[Stored records]
★ ★ ★ ★ ★
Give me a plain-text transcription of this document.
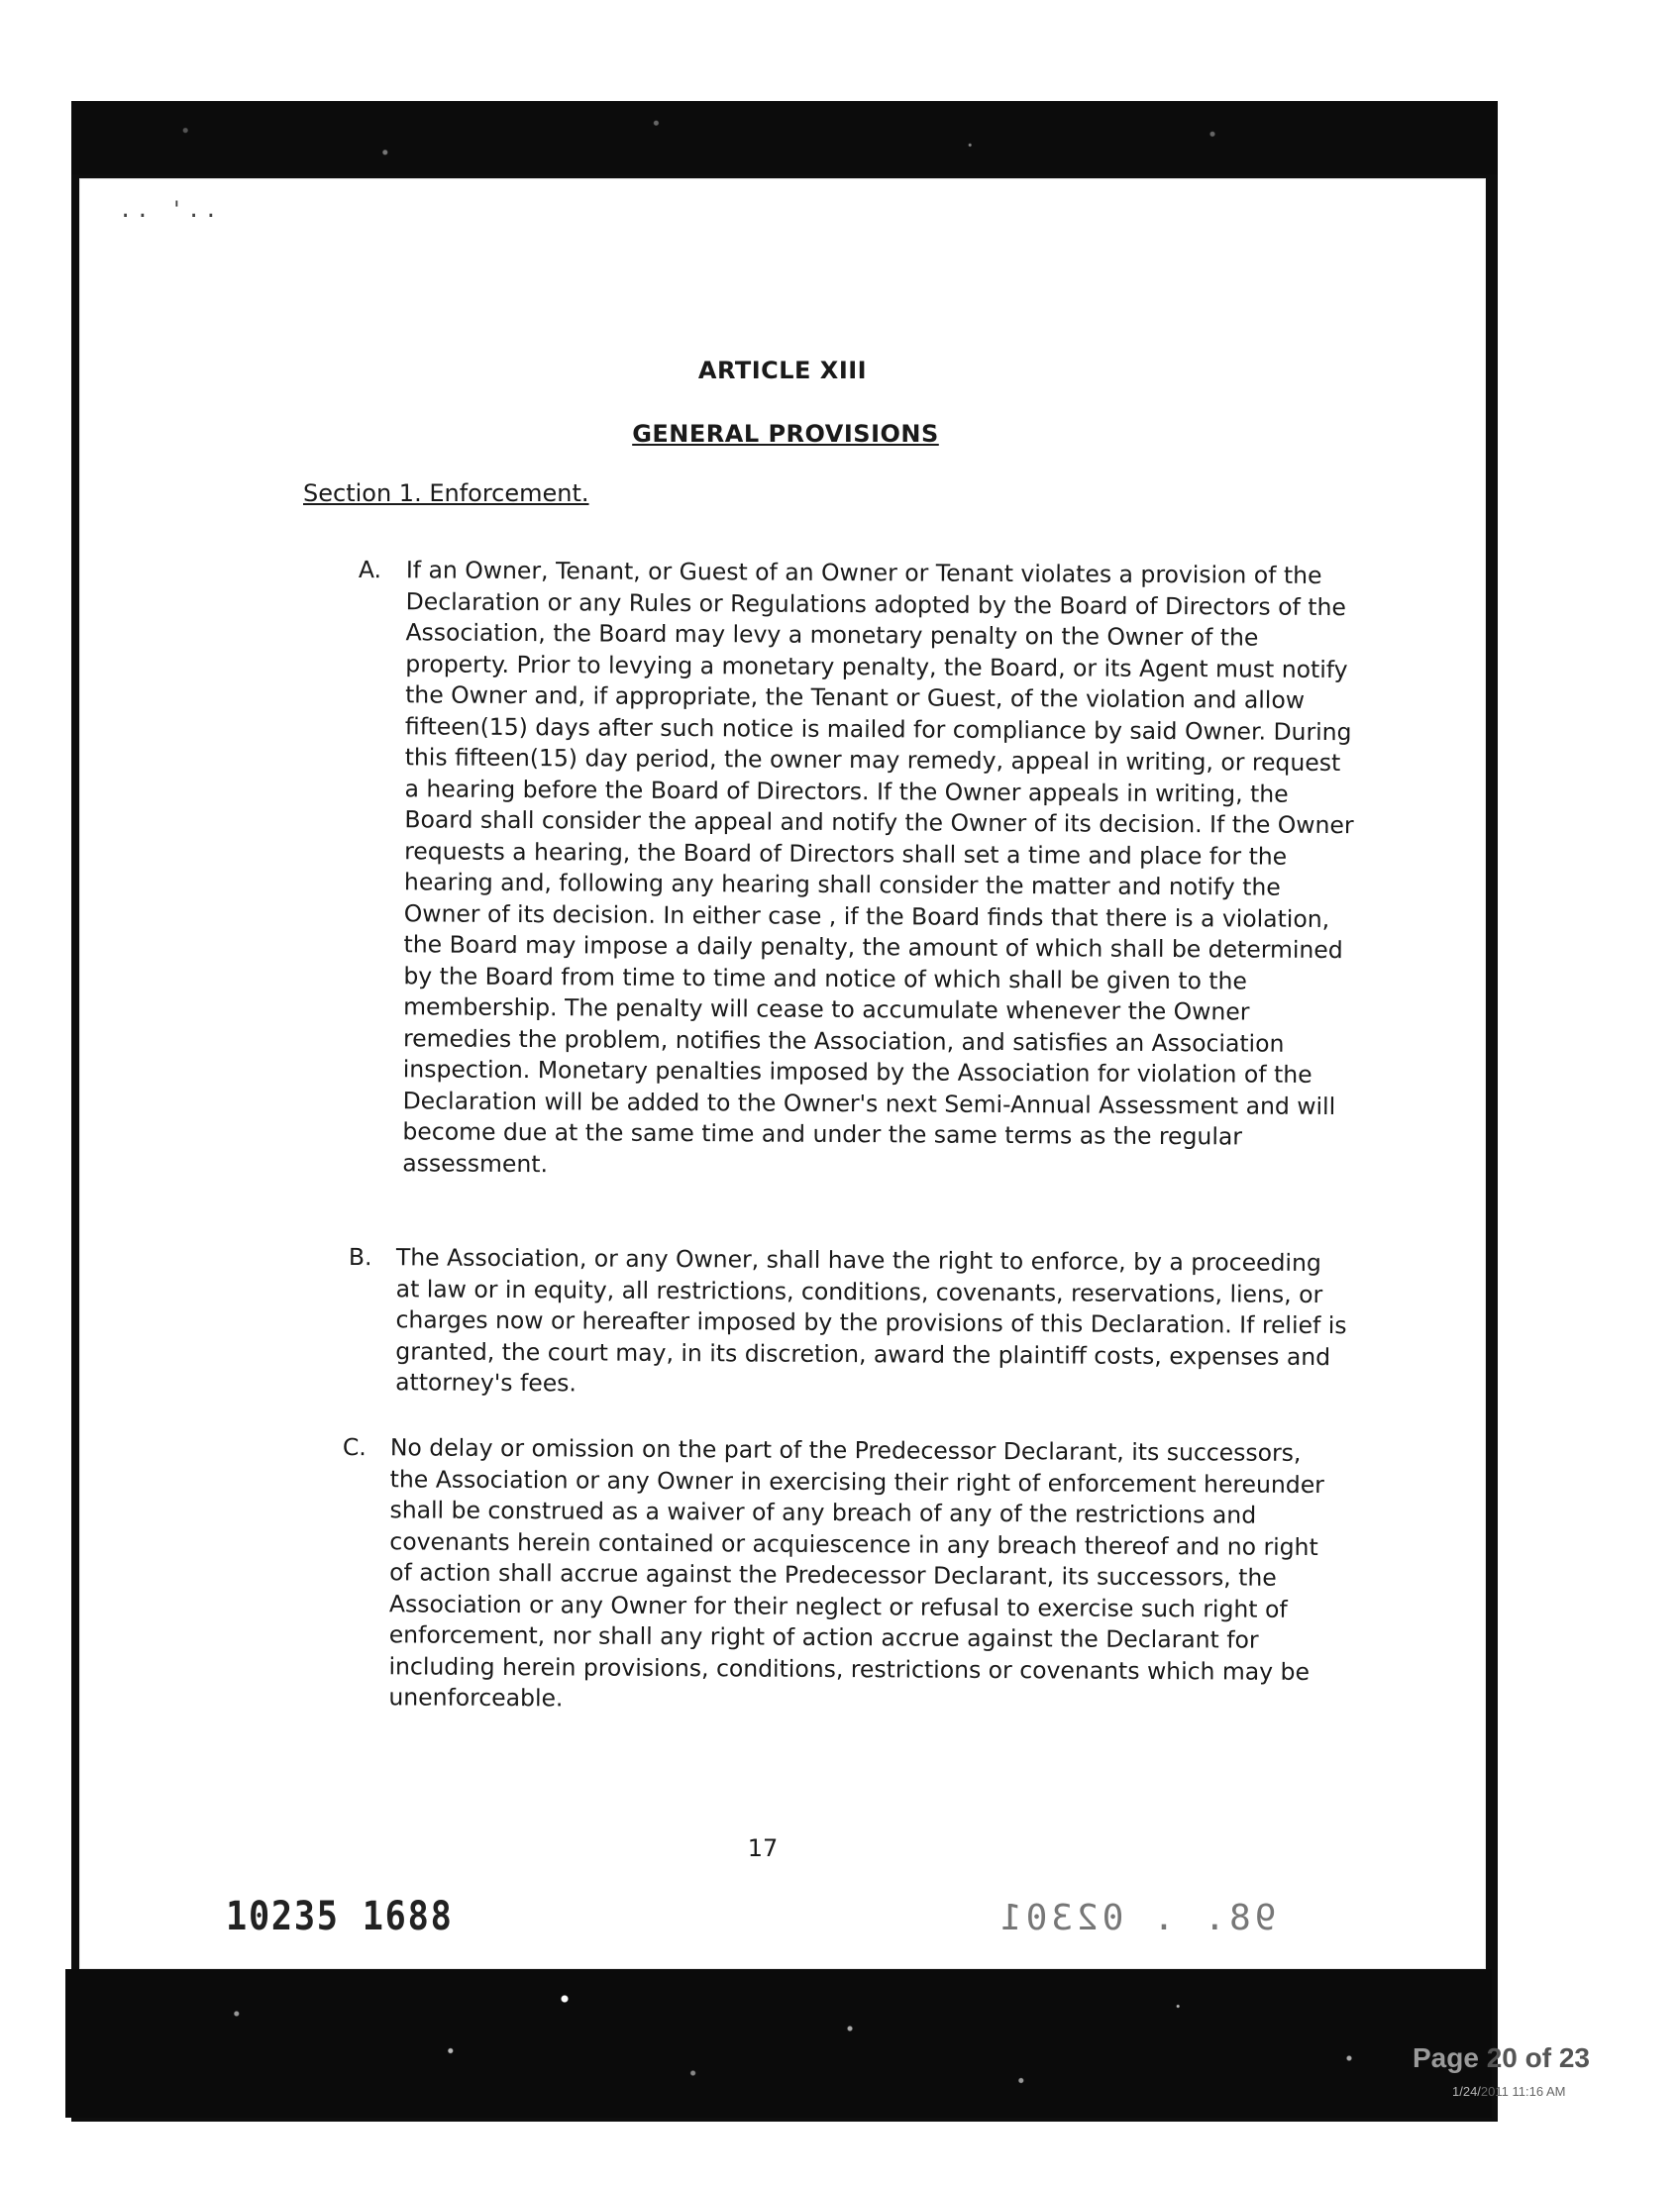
.. '..
ARTICLE XIII
GENERAL PROVISIONS
Section 1. Enforcement.
A. If an Owner, Tenant, or Guest of an Owner or Tenant violates a provision of the Declaration or any Rules or Regulations adopted by the Board of Directors of the Association, the Board may levy a monetary penalty on the Owner of the property. Prior to levying a monetary penalty, the Board, or its Agent must notify the Owner and, if appropriate, the Tenant or Guest, of the violation and allow fifteen(15) days after such notice is mailed for compliance by said Owner. During this fifteen(15) day period, the owner may remedy, appeal in writing, or request a hearing before the Board of Directors. If the Owner appeals in writing, the Board shall consider the appeal and notify the Owner of its decision. If the Owner requests a hearing, the Board of Directors shall set a time and place for the hearing and, following any hearing shall consider the matter and notify the Owner of its decision. In either case , if the Board finds that there is a violation, the Board may impose a daily penalty, the amount of which shall be determined by the Board from time to time and notice of which shall be given to the membership. The penalty will cease to accumulate whenever the Owner remedies the problem, notifies the Association, and satisfies an Association inspection. Monetary penalties imposed by the Association for violation of the Declaration will be added to the Owner's next Semi-Annual Assessment and will become due at the same time and under the same terms as the regular assessment.
B. The Association, or any Owner, shall have the right to enforce, by a proceeding at law or in equity, all restrictions, conditions, covenants, reservations, liens, or charges now or hereafter imposed by the provisions of this Declaration. If relief is granted, the court may, in its discretion, award the plaintiff costs, expenses and attorney's fees.
C. No delay or omission on the part of the Predecessor Declarant, its successors, the Association or any Owner in exercising their right of enforcement hereunder shall be construed as a waiver of any breach of any of the restrictions and covenants herein contained or acquiescence in any breach thereof and no right of action shall accrue against the Predecessor Declarant, its successors, the Association or any Owner for their neglect or refusal to exercise such right of enforcement, nor shall any right of action accrue against the Declarant for including herein provisions, conditions, restrictions or covenants which may be unenforceable.
17
10235 1688	98. . 02301
Page 20 of 23
1/24/2011 11:16 AM
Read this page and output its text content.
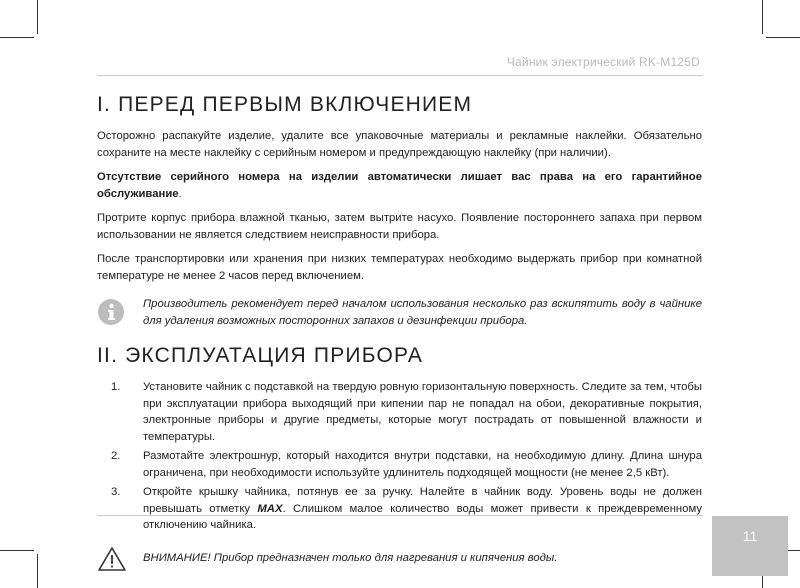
Чайник электрический RK-M125D
I. ПЕРЕД ПЕРВЫМ ВКЛЮЧЕНИЕМ

Осторожно распакуйте изделие, удалите все упаковочные материалы и рекламные наклейки. Обязательно сохраните на месте наклейку с серийным номером и предупреждающую наклейку (при наличии).

Отсутствие серийного номера на изделии автоматически лишает вас права на его гарантийное обслуживание.

Протрите корпус прибора влажной тканью, затем вытрите насухо. Появление постороннего запаха при первом использовании не является следствием неисправности прибора.

После транспортировки или хранения при низких температурах необходимо выдержать прибор при комнатной температуре не менее 2 часов перед включением.

Производитель рекомендует перед началом использования несколько раз вскипятить воду в чайнике для удаления возможных посторонних запахов и дезинфекции прибора.
II. ЭКСПЛУАТАЦИЯ ПРИБОРА
1.	Установите чайник с подставкой на твердую ровную горизонтальную поверхность. Следите за тем, чтобы при эксплуатации прибора выходящий при кипении пар не попадал на обои, декоративные покрытия, электронные приборы и другие предметы, которые могут пострадать от повышенной влажности и температуры.
2.	Размотайте электрошнур, который находится внутри подставки, на необходимую длину. Длина шнура ограничена, при необходимости используйте удлинитель подходящей мощности (не менее 2,5 кВт).
3.	Откройте крышку чайника, потянув ее за ручку. Налейте в чайник воду. Уровень воды не должен превышать отметку MAX. Слишком малое количество воды может привести к преждевременному отключению чайника.
ВНИМАНИЕ! Прибор предназначен только для нагревания и кипячения воды.
11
★ ★ ★ ★ ★
Pictures stay out; repeat all the rest of the records exactly.

# RESULT OF THE TASK:
Give me a plain-text transcription of this document.
.. '..
ARTICLE XIII
GENERAL PROVISIONS
Section 1. Enforcement.
A. If an Owner, Tenant, or Guest of an Owner or Tenant violates a provision of the Declaration or any Rules or Regulations adopted by the Board of Directors of the Association, the Board may levy a monetary penalty on the Owner of the property. Prior to levying a monetary penalty, the Board, or its Agent must notify the Owner and, if appropriate, the Tenant or Guest, of the violation and allow fifteen(15) days after such notice is mailed for compliance by said Owner. During this fifteen(15) day period, the owner may remedy, appeal in writing, or request a hearing before the Board of Directors. If the Owner appeals in writing, the Board shall consider the appeal and notify the Owner of its decision. If the Owner requests a hearing, the Board of Directors shall set a time and place for the hearing and, following any hearing shall consider the matter and notify the Owner of its decision. In either case , if the Board finds that there is a violation, the Board may impose a daily penalty, the amount of which shall be determined by the Board from time to time and notice of which shall be given to the membership. The penalty will cease to accumulate whenever the Owner remedies the problem, notifies the Association, and satisfies an Association inspection. Monetary penalties imposed by the Association for violation of the Declaration will be added to the Owner's next Semi-Annual Assessment and will become due at the same time and under the same terms as the regular assessment.
B. The Association, or any Owner, shall have the right to enforce, by a proceeding at law or in equity, all restrictions, conditions, covenants, reservations, liens, or charges now or hereafter imposed by the provisions of this Declaration. If relief is granted, the court may, in its discretion, award the plaintiff costs, expenses and attorney's fees.
C. No delay or omission on the part of the Predecessor Declarant, its successors, the Association or any Owner in exercising their right of enforcement hereunder shall be construed as a waiver of any breach of any of the restrictions and covenants herein contained or acquiescence in any breach thereof and no right of action shall accrue against the Predecessor Declarant, its successors, the Association or any Owner for their neglect or refusal to exercise such right of enforcement, nor shall any right of action accrue against the Declarant for including herein provisions, conditions, restrictions or covenants which may be unenforceable.
17
10235 1688	98. . 02301
Page 20 of 23
1/24/2011 11:16 AM
Read this page and output its text content.
Чайник электрический RK-M125D
I. ПЕРЕД ПЕРВЫМ ВКЛЮЧЕНИЕМ

Осторожно распакуйте изделие, удалите все упаковочные материалы и рекламные наклейки. Обязательно сохраните на месте наклейку с серийным номером и предупреждающую наклейку (при наличии).

Отсутствие серийного номера на изделии автоматически лишает вас права на его гарантийное обслуживание.

Протрите корпус прибора влажной тканью, затем вытрите насухо. Появление постороннего запаха при первом использовании не является следствием неисправности прибора.

После транспортировки или хранения при низких температурах необходимо выдержать прибор при комнатной температуре не менее 2 часов перед включением.

Производитель рекомендует перед началом использования несколько раз вскипятить воду в чайнике для удаления возможных посторонних запахов и дезинфекции прибора.
II. ЭКСПЛУАТАЦИЯ ПРИБОРА
1.	Установите чайник с подставкой на твердую ровную горизонтальную поверхность. Следите за тем, чтобы при эксплуатации прибора выходящий при кипении пар не попадал на обои, декоративные покрытия, электронные приборы и другие предметы, которые могут пострадать от повышенной влажности и температуры.
2.	Размотайте электрошнур, который находится внутри подставки, на необходимую длину. Длина шнура ограничена, при необходимости используйте удлинитель подходящей мощности (не менее 2,5 кВт).
3.	Откройте крышку чайника, потянув ее за ручку. Налейте в чайник воду. Уровень воды не должен превышать отметку MAX. Слишком малое количество воды может привести к преждевременному отключению чайника.
ВНИМАНИЕ! Прибор предназначен только для нагревания и кипячения воды.
11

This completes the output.